*MATERIAL PROVIDED*.
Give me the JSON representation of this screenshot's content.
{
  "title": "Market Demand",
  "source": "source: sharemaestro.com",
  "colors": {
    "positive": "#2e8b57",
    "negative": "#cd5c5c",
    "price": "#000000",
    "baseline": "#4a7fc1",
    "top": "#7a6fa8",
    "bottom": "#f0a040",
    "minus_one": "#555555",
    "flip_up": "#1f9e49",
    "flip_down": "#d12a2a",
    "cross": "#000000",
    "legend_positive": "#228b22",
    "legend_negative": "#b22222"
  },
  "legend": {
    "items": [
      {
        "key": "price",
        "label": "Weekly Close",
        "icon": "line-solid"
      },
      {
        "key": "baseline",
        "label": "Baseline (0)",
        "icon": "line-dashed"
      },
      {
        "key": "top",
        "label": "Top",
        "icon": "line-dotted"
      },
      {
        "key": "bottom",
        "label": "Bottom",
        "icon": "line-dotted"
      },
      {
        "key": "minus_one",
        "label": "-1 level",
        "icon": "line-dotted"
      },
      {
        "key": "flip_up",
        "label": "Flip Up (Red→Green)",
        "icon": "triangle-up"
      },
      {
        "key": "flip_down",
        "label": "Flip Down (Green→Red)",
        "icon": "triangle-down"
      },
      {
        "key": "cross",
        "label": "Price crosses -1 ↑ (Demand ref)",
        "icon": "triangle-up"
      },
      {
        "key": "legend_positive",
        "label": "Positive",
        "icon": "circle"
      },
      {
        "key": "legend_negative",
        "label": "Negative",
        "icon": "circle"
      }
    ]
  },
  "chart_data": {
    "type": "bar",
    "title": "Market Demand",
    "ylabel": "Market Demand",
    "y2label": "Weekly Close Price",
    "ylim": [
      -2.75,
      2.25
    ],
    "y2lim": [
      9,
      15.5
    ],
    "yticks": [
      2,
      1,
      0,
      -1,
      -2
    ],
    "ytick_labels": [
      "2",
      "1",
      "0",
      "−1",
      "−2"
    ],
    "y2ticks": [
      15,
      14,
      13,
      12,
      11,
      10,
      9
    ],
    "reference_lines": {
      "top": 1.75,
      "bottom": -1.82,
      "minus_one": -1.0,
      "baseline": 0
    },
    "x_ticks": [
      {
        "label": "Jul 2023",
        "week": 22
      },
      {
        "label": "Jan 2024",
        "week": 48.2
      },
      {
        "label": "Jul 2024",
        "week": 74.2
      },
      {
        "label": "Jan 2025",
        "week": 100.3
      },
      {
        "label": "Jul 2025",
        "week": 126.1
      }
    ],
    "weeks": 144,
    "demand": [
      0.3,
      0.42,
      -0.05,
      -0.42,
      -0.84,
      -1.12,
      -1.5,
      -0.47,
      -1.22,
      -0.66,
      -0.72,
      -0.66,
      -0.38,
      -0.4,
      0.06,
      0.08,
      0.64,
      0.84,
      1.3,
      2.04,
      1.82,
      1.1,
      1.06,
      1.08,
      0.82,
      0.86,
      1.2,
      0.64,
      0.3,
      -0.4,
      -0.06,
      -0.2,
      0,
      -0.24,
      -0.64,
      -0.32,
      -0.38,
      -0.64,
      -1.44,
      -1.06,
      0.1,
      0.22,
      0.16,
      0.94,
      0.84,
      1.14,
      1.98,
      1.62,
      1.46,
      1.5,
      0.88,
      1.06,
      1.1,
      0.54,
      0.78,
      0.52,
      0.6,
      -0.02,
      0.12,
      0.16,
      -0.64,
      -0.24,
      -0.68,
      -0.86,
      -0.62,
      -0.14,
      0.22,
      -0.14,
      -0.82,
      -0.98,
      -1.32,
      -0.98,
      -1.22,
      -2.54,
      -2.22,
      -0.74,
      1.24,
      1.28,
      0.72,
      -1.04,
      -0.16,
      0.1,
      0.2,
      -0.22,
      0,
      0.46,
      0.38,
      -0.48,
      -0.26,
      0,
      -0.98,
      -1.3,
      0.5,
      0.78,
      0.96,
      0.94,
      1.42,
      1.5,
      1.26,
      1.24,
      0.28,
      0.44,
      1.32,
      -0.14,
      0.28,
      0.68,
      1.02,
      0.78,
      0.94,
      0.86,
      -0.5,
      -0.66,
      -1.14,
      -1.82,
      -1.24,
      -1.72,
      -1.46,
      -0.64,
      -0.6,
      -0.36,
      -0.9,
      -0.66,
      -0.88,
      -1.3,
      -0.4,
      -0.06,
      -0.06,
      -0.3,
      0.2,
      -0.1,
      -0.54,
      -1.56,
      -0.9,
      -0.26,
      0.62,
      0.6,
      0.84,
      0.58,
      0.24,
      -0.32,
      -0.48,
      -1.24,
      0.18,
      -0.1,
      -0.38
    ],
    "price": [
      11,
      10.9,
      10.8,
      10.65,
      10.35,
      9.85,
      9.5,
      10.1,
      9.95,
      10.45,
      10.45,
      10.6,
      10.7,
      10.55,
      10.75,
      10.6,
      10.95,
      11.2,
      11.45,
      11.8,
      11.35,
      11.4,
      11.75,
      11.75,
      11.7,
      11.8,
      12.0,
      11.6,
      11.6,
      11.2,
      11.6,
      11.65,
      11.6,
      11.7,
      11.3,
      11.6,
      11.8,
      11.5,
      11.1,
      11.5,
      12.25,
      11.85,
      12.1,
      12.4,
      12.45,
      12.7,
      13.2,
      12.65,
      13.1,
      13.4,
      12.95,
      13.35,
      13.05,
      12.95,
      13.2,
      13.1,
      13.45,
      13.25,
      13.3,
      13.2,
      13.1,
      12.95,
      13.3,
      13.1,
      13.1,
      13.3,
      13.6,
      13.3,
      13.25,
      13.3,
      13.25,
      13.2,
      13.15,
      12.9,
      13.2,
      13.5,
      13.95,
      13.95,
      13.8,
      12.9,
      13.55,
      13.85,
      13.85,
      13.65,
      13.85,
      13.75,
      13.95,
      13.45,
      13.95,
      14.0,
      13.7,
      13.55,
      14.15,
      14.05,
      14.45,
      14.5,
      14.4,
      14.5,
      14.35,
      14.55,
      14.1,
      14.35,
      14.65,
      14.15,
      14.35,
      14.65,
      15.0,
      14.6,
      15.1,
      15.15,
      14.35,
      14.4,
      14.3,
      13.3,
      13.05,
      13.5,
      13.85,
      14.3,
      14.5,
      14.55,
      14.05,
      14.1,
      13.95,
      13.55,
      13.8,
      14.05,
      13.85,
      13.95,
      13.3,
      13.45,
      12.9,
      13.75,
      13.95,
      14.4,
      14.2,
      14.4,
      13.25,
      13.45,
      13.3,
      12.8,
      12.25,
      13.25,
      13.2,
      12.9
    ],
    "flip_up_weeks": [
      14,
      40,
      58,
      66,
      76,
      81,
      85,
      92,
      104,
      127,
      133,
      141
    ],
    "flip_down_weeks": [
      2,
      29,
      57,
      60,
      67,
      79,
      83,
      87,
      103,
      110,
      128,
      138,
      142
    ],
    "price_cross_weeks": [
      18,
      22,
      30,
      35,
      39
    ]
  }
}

*SHORT EXERCISE*. Copy all lines of the listing above that contain the string "Market".

*ANSWER TO THE EXERCISE*.
  "title": "Market Demand",
    "title": "Market Demand",
    "ylabel": "Market Demand",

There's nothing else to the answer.